CHALLENGE - Copy every line that holds "content".

DATA SUPPLIED -
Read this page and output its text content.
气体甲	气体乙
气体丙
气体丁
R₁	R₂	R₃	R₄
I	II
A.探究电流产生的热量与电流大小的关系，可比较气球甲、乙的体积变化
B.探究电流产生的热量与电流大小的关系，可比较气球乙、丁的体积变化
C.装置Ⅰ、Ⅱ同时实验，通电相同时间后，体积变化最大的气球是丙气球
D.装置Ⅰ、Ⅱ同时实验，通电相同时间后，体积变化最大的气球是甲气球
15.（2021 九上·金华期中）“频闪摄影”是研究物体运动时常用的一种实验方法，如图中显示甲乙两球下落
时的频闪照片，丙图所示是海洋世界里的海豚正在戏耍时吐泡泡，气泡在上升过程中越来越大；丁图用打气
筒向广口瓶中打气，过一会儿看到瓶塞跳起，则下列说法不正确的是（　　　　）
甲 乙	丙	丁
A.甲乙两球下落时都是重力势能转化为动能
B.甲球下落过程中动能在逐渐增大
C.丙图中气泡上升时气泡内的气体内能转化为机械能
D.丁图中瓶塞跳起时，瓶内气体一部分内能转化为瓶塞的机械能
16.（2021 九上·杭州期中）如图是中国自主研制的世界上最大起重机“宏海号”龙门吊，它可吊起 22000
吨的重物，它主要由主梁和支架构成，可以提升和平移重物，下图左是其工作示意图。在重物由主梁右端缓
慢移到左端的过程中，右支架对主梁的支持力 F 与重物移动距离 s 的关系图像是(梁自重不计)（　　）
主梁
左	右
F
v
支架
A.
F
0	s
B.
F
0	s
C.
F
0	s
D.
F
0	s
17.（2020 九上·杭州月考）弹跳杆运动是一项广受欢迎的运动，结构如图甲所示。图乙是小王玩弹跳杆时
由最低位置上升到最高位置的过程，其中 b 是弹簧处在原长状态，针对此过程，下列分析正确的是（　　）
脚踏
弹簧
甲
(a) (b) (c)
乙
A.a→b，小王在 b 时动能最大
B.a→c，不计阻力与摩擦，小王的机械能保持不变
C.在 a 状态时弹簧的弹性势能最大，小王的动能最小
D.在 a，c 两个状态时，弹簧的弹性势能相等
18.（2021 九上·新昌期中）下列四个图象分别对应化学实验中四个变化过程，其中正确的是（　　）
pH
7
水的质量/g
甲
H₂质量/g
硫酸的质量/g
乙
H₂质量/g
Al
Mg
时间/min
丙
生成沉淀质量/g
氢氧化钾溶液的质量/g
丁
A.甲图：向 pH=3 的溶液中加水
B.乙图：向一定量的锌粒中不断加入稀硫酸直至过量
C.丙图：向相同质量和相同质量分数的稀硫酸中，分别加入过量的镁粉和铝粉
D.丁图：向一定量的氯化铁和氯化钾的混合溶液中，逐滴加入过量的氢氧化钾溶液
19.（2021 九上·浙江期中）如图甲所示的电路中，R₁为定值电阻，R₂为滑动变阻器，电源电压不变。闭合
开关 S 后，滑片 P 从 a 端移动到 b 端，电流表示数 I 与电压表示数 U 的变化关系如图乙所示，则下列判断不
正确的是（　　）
---
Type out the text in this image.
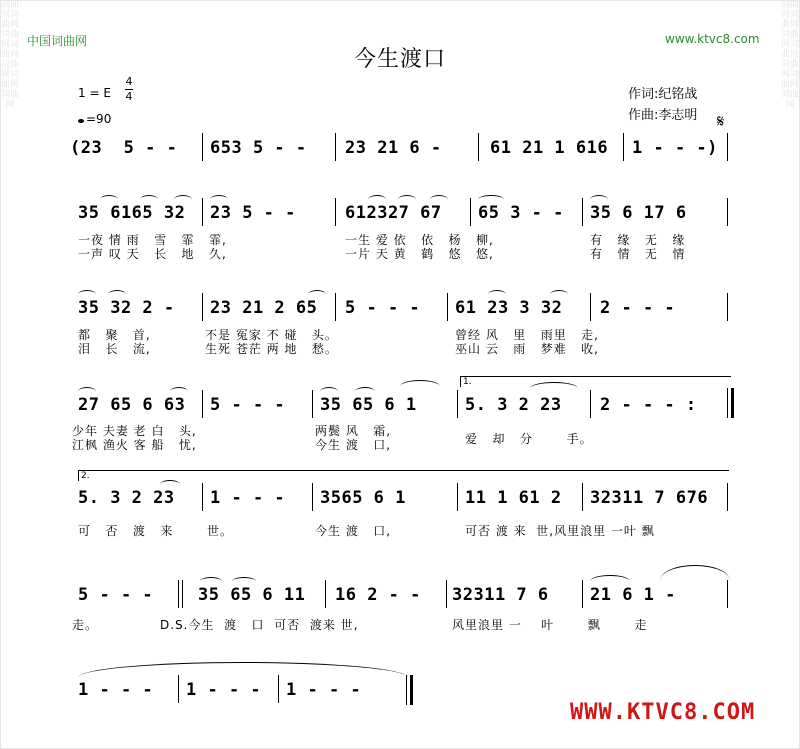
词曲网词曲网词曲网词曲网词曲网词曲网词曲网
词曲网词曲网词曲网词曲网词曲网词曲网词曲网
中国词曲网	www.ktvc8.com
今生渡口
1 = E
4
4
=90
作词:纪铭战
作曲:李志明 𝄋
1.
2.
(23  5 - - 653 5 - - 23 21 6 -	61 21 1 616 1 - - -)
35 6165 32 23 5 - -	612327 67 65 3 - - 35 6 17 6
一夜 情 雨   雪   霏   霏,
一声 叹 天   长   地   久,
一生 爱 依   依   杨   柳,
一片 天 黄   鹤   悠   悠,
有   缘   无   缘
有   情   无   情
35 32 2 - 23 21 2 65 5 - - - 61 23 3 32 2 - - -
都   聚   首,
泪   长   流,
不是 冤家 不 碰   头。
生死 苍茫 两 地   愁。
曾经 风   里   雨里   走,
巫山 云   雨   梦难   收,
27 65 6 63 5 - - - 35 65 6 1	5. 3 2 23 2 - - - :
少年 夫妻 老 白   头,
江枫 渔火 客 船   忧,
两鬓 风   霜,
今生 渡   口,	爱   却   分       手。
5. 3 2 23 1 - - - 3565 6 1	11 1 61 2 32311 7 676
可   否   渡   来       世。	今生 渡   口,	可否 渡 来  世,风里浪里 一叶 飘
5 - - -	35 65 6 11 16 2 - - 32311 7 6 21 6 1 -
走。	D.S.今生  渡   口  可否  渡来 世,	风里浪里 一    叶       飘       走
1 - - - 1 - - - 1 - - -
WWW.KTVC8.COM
--
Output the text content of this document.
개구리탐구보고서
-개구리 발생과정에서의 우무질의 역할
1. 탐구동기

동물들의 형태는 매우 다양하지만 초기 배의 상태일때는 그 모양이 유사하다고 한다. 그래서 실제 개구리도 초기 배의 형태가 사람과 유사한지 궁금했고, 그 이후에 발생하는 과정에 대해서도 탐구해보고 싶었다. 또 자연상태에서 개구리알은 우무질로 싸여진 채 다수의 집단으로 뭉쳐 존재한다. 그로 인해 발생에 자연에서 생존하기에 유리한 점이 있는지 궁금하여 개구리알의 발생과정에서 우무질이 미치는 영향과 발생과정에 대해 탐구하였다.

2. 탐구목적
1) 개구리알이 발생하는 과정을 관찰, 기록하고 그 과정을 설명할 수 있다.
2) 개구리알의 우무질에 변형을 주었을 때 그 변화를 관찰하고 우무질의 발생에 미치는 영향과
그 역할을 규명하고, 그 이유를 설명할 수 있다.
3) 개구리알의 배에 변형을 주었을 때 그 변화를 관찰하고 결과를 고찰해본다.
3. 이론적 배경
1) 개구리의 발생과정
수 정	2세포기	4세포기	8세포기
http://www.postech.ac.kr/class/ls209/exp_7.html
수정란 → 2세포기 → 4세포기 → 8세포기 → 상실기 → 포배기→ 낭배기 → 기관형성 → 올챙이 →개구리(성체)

ANSWER FOR THIS EXERCISE -
Read this page and output its text content.
Output the text content of this document.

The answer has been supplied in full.